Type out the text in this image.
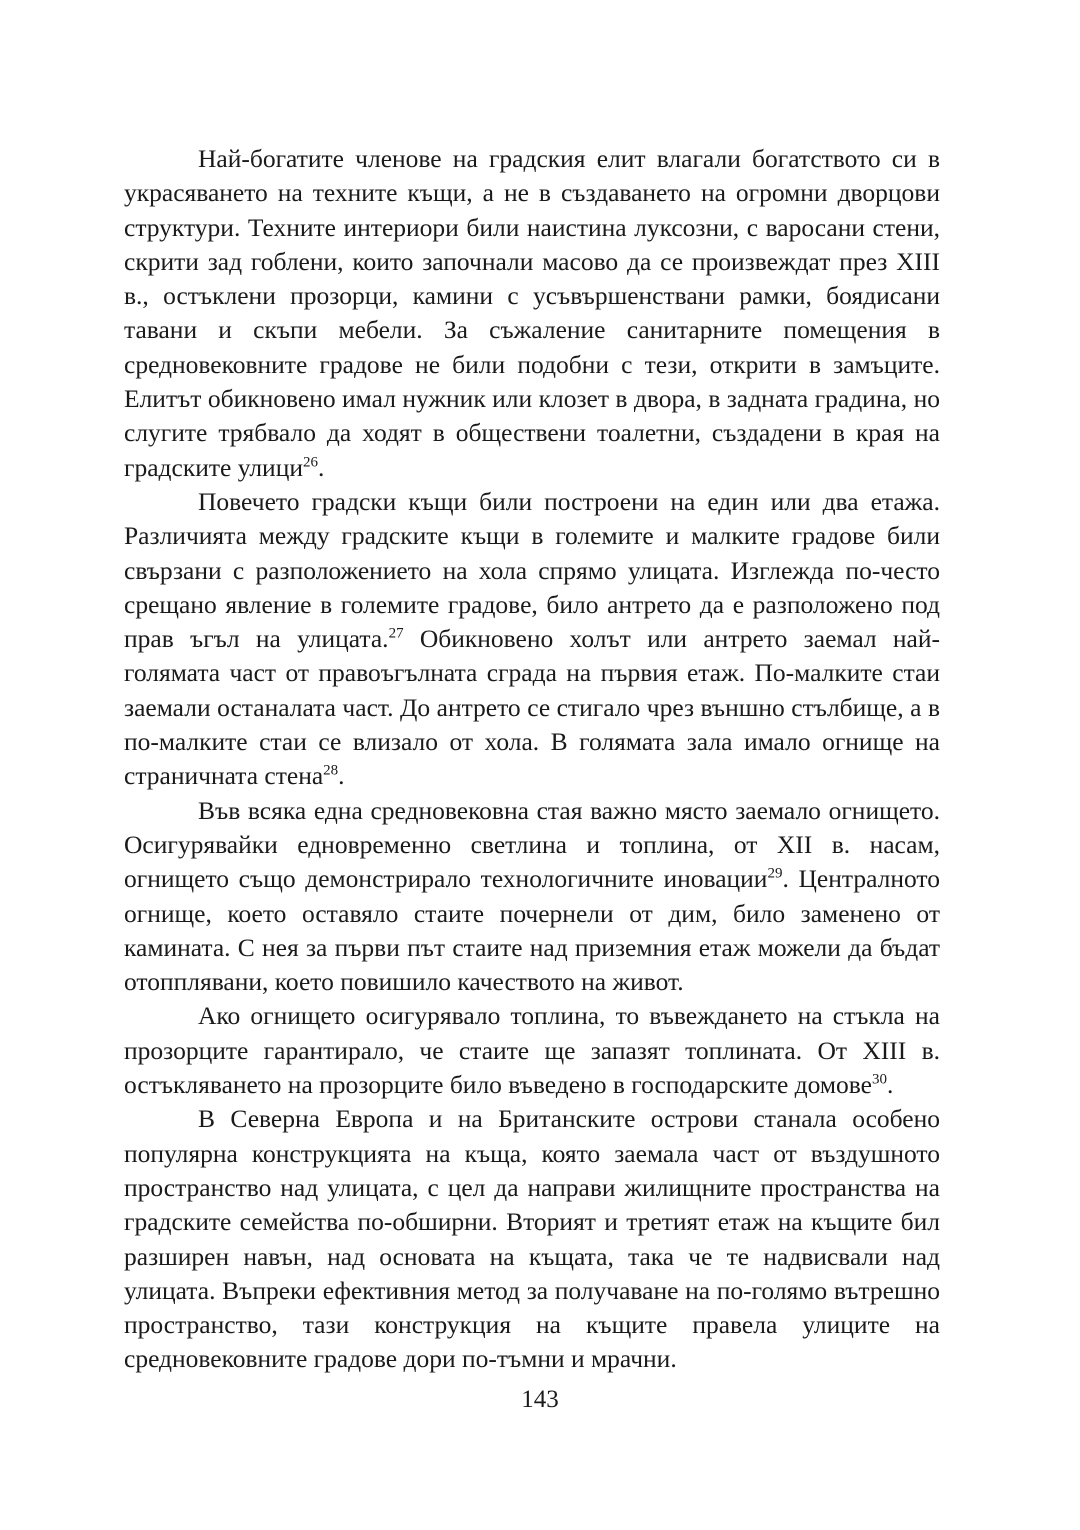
Най-богатите членове на градския елит влагали богатството си в украсяването на техните къщи, а не в създаването на огромни дворцови структури. Техните интериори били наистина луксозни, с варосани стени, скрити зад гоблени, които започнали масово да се произвеждат през XIII в., остъклени прозорци, камини с усъвършенствани рамки, боядисани тавани и скъпи мебели. За съжаление санитарните помещения в средновековните градове не били подобни с тези, открити в замъците. Елитът обикновено имал нужник или клозет в двора, в задната градина, но слугите трябвало да ходят в обществени тоалетни, създадени в края на градските улици$^{26}$.

Повечето градски къщи били построени на един или два етажа. Различията между градските къщи в големите и малките градове били свързани с разположението на хола спрямо улицата. Изглежда по-често срещано явление в големите градове, било антрето да е разположено под прав ъгъл на улицата.$^{27}$ Обикновено холът или антрето заемал най-голямата част от правоъгълната сграда на първия етаж. По-малките стаи заемали останалата част. До антрето се стигало чрез външно стълбище, а в по-малките стаи се влизало от хола. В голямата зала имало огнище на страничната стена$^{28}$.

Във всяка една средновековна стая важно място заемало огнището. Осигурявайки едновременно светлина и топлина, от XII в. насам, огнището също демонстрирало технологичните иновации$^{29}$. Централното огнище, което оставяло стаите почернели от дим, било заменено от камината. С нея за първи път стаите над приземния етаж можели да бъдат отопплявани, което повишило качеството на живот.

Ако огнището осигурявало топлина, то въвеждането на стъкла на прозорците гарантирало, че стаите ще запазят топлината. От XIII в. остъкляването на прозорците било въведено в господарските домове$^{30}$.

В Северна Европа и на Британските острови станала особено популярна конструкцията на къща, която заемала част от въздушното пространство над улицата, с цел да направи жилищните пространства на градските семейства по-обширни. Вторият и третият етаж на къщите бил разширен навън, над основата на къщата, така че те надвисвали над улицата. Въпреки ефективния метод за получаване на по-голямо вътрешно пространство, тази конструкция на къщите правела улиците на средновековните градове дори по-тъмни и мрачни.

143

■ Exercise details:
Every line of the data above should be quoted exactly. Omit the pictures.

■ Response to the exercise:
Type out the text in this image.
Най-богатите членове на градския елит влагали богатството си в украсяването на техните къщи, а не в създаването на огромни дворцови структури. Техните интериори били наистина луксозни, с варосани стени, скрити зад гоблени, които започнали масово да се произвеждат през XIII в., остъклени прозорци, камини с усъвършенствани рамки, боядисани тавани и скъпи мебели. За съжаление санитарните помещения в средновековните градове не били подобни с тези, открити в замъците. Елитът обикновено имал нужник или клозет в двора, в задната градина, но слугите трябвало да ходят в обществени тоалетни, създадени в края на градските улици$^{26}$.

Повечето градски къщи били построени на един или два етажа. Различията между градските къщи в големите и малките градове били свързани с разположението на хола спрямо улицата. Изглежда по-често срещано явление в големите градове, било антрето да е разположено под прав ъгъл на улицата.$^{27}$ Обикновено холът или антрето заемал най-голямата част от правоъгълната сграда на първия етаж. По-малките стаи заемали останалата част. До антрето се стигало чрез външно стълбище, а в по-малките стаи се влизало от хола. В голямата зала имало огнище на страничната стена$^{28}$.

Във всяка една средновековна стая важно място заемало огнището. Осигурявайки едновременно светлина и топлина, от XII в. насам, огнището също демонстрирало технологичните иновации$^{29}$. Централното огнище, което оставяло стаите почернели от дим, било заменено от камината. С нея за първи път стаите над приземния етаж можели да бъдат отопплявани, което повишило качеството на живот.

Ако огнището осигурявало топлина, то въвеждането на стъкла на прозорците гарантирало, че стаите ще запазят топлината. От XIII в. остъкляването на прозорците било въведено в господарските домове$^{30}$.

В Северна Европа и на Британските острови станала особено популярна конструкцията на къща, която заемала част от въздушното пространство над улицата, с цел да направи жилищните пространства на градските семейства по-обширни. Вторият и третият етаж на къщите бил разширен навън, над основата на къщата, така че те надвисвали над улицата. Въпреки ефективния метод за получаване на по-голямо вътрешно пространство, тази конструкция на къщите правела улиците на средновековните градове дори по-тъмни и мрачни.

143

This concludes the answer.